• Problem description:
Copy every line of the records below verbatim, keeping their original order and formatting.

--- START Records shown ---

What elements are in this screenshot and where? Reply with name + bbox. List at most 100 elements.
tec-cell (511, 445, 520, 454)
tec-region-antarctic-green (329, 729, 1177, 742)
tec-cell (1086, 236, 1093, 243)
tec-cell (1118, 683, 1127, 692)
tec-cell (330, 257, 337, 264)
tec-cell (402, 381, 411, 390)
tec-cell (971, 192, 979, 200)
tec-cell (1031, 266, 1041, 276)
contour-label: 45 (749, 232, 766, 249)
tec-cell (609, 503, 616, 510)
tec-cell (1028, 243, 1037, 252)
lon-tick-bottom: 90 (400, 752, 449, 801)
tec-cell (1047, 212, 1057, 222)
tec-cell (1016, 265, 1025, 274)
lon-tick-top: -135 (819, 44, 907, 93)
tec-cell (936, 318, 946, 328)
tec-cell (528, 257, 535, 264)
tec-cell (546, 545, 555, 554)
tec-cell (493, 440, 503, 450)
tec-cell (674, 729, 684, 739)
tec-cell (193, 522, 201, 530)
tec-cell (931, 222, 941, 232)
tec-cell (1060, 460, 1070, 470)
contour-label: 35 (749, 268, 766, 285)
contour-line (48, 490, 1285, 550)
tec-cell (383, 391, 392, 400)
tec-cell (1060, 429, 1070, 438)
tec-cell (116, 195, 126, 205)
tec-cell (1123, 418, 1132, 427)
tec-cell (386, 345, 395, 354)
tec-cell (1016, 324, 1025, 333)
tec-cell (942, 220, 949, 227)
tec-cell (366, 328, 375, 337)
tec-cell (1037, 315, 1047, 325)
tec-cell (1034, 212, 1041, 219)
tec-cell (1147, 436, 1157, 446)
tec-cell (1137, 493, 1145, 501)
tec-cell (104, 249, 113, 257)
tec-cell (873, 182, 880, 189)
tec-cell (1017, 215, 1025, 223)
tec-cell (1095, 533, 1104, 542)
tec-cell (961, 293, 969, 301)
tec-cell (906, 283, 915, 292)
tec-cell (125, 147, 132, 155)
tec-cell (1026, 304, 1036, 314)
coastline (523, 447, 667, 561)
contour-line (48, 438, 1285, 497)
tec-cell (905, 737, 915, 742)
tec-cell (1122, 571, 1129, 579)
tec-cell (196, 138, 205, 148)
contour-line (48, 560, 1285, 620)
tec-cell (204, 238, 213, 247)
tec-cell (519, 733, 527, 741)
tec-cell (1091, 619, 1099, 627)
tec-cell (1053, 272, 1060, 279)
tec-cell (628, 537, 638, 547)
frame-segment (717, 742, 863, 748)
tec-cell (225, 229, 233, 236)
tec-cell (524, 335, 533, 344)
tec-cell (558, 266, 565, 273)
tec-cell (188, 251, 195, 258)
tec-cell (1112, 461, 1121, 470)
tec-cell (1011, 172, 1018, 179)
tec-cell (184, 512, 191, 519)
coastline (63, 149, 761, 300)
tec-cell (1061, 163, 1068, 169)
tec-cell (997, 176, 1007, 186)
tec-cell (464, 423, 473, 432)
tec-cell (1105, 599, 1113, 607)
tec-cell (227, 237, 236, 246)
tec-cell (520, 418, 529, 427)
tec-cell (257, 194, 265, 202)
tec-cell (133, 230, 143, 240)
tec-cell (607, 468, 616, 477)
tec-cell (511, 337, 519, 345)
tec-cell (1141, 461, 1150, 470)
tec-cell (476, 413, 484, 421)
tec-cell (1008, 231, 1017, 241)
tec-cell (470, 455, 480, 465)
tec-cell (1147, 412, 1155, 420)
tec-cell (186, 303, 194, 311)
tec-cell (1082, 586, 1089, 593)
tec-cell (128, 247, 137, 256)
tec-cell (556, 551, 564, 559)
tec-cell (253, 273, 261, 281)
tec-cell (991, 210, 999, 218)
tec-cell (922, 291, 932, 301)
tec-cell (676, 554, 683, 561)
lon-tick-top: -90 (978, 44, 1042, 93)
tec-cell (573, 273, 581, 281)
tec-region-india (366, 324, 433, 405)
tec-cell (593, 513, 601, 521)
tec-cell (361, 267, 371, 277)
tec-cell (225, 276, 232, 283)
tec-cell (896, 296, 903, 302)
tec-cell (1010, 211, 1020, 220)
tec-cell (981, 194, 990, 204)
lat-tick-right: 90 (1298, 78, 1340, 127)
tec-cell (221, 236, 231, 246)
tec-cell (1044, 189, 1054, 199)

--- END Records shown ---

• Task response:
What elements are in this screenshot and where? Reply with name + bbox. List at most 100 elements.
tec-cell (511, 445, 520, 454)
tec-region-antarctic-green (329, 729, 1177, 742)
tec-cell (1086, 236, 1093, 243)
tec-cell (1118, 683, 1127, 692)
tec-cell (330, 257, 337, 264)
tec-cell (402, 381, 411, 390)
tec-cell (971, 192, 979, 200)
tec-cell (1031, 266, 1041, 276)
contour-label: 45 (749, 232, 766, 249)
tec-cell (609, 503, 616, 510)
tec-cell (1028, 243, 1037, 252)
lon-tick-bottom: 90 (400, 752, 449, 801)
tec-cell (1047, 212, 1057, 222)
tec-cell (1016, 265, 1025, 274)
lon-tick-top: -135 (819, 44, 907, 93)
tec-cell (936, 318, 946, 328)
tec-cell (528, 257, 535, 264)
tec-cell (546, 545, 555, 554)
tec-cell (493, 440, 503, 450)
tec-cell (674, 729, 684, 739)
tec-cell (193, 522, 201, 530)
tec-cell (931, 222, 941, 232)
tec-cell (1060, 460, 1070, 470)
contour-label: 35 (749, 268, 766, 285)
contour-line (48, 490, 1285, 550)
tec-cell (383, 391, 392, 400)
tec-cell (1060, 429, 1070, 438)
tec-cell (116, 195, 126, 205)
tec-cell (1123, 418, 1132, 427)
tec-cell (386, 345, 395, 354)
tec-cell (1016, 324, 1025, 333)
tec-cell (942, 220, 949, 227)
tec-cell (366, 328, 375, 337)
tec-cell (1037, 315, 1047, 325)
tec-cell (1034, 212, 1041, 219)
tec-cell (1147, 436, 1157, 446)
tec-cell (1137, 493, 1145, 501)
tec-cell (104, 249, 113, 257)
tec-cell (873, 182, 880, 189)
tec-cell (1017, 215, 1025, 223)
tec-cell (1095, 533, 1104, 542)
tec-cell (961, 293, 969, 301)
tec-cell (906, 283, 915, 292)
tec-cell (125, 147, 132, 155)
tec-cell (1026, 304, 1036, 314)
coastline (523, 447, 667, 561)
contour-line (48, 438, 1285, 497)
tec-cell (905, 737, 915, 742)
tec-cell (1122, 571, 1129, 579)
tec-cell (196, 138, 205, 148)
contour-line (48, 560, 1285, 620)
tec-cell (204, 238, 213, 247)
tec-cell (519, 733, 527, 741)
tec-cell (1091, 619, 1099, 627)
tec-cell (1053, 272, 1060, 279)
tec-cell (628, 537, 638, 547)
frame-segment (717, 742, 863, 748)
tec-cell (225, 229, 233, 236)
tec-cell (524, 335, 533, 344)
tec-cell (558, 266, 565, 273)
tec-cell (188, 251, 195, 258)
tec-cell (1112, 461, 1121, 470)
tec-cell (1011, 172, 1018, 179)
tec-cell (184, 512, 191, 519)
coastline (63, 149, 761, 300)
tec-cell (1061, 163, 1068, 169)
tec-cell (997, 176, 1007, 186)
tec-cell (464, 423, 473, 432)
tec-cell (1105, 599, 1113, 607)
tec-cell (227, 237, 236, 246)
tec-cell (520, 418, 529, 427)
tec-cell (257, 194, 265, 202)
tec-cell (133, 230, 143, 240)
tec-cell (607, 468, 616, 477)
tec-cell (511, 337, 519, 345)
tec-cell (1141, 461, 1150, 470)
tec-cell (476, 413, 484, 421)
tec-cell (1008, 231, 1017, 241)
tec-cell (470, 455, 480, 465)
tec-cell (1147, 412, 1155, 420)
tec-cell (186, 303, 194, 311)
tec-cell (1082, 586, 1089, 593)
tec-cell (128, 247, 137, 256)
tec-cell (556, 551, 564, 559)
tec-cell (253, 273, 261, 281)
tec-cell (991, 210, 999, 218)
tec-cell (922, 291, 932, 301)
tec-cell (676, 554, 683, 561)
lon-tick-top: -90 (978, 44, 1042, 93)
tec-cell (573, 273, 581, 281)
tec-region-india (366, 324, 433, 405)
tec-cell (593, 513, 601, 521)
tec-cell (361, 267, 371, 277)
tec-cell (225, 276, 232, 283)
tec-cell (896, 296, 903, 302)
tec-cell (1010, 211, 1020, 220)
tec-cell (981, 194, 990, 204)
lat-tick-right: 90 (1298, 78, 1340, 127)
tec-cell (221, 236, 231, 246)
tec-cell (1044, 189, 1054, 199)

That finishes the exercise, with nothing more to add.